Provide an exact transcription of all the records.

════════════════════

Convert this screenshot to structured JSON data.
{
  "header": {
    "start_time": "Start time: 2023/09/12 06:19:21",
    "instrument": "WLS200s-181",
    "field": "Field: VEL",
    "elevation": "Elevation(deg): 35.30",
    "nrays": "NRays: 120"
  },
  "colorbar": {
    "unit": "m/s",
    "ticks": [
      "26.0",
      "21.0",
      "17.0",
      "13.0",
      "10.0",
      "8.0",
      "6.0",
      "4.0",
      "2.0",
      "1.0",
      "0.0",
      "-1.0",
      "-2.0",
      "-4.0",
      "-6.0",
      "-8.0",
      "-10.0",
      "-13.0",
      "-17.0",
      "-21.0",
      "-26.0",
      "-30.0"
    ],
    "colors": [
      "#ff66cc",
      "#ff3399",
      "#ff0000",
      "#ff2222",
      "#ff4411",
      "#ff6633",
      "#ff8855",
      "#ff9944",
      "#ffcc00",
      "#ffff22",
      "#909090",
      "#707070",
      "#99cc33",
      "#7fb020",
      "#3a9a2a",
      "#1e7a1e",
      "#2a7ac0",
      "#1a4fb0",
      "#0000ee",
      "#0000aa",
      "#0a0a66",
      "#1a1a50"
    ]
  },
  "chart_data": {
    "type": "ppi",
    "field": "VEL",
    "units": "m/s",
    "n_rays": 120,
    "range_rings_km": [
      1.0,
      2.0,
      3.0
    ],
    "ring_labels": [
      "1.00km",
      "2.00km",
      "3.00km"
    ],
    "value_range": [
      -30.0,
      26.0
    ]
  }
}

════════════════════

Solution for this exercise ▸
Convert this screenshot to structured JSON data.
{
  "header": {
    "start_time": "Start time: 2023/09/12 06:19:21",
    "instrument": "WLS200s-181",
    "field": "Field: VEL",
    "elevation": "Elevation(deg): 35.30",
    "nrays": "NRays: 120"
  },
  "colorbar": {
    "unit": "m/s",
    "ticks": [
      "26.0",
      "21.0",
      "17.0",
      "13.0",
      "10.0",
      "8.0",
      "6.0",
      "4.0",
      "2.0",
      "1.0",
      "0.0",
      "-1.0",
      "-2.0",
      "-4.0",
      "-6.0",
      "-8.0",
      "-10.0",
      "-13.0",
      "-17.0",
      "-21.0",
      "-26.0",
      "-30.0"
    ],
    "colors": [
      "#ff66cc",
      "#ff3399",
      "#ff0000",
      "#ff2222",
      "#ff4411",
      "#ff6633",
      "#ff8855",
      "#ff9944",
      "#ffcc00",
      "#ffff22",
      "#909090",
      "#707070",
      "#99cc33",
      "#7fb020",
      "#3a9a2a",
      "#1e7a1e",
      "#2a7ac0",
      "#1a4fb0",
      "#0000ee",
      "#0000aa",
      "#0a0a66",
      "#1a1a50"
    ]
  },
  "chart_data": {
    "type": "ppi",
    "field": "VEL",
    "units": "m/s",
    "n_rays": 120,
    "range_rings_km": [
      1.0,
      2.0,
      3.0
    ],
    "ring_labels": [
      "1.00km",
      "2.00km",
      "3.00km"
    ],
    "value_range": [
      -30.0,
      26.0
    ]
  }
}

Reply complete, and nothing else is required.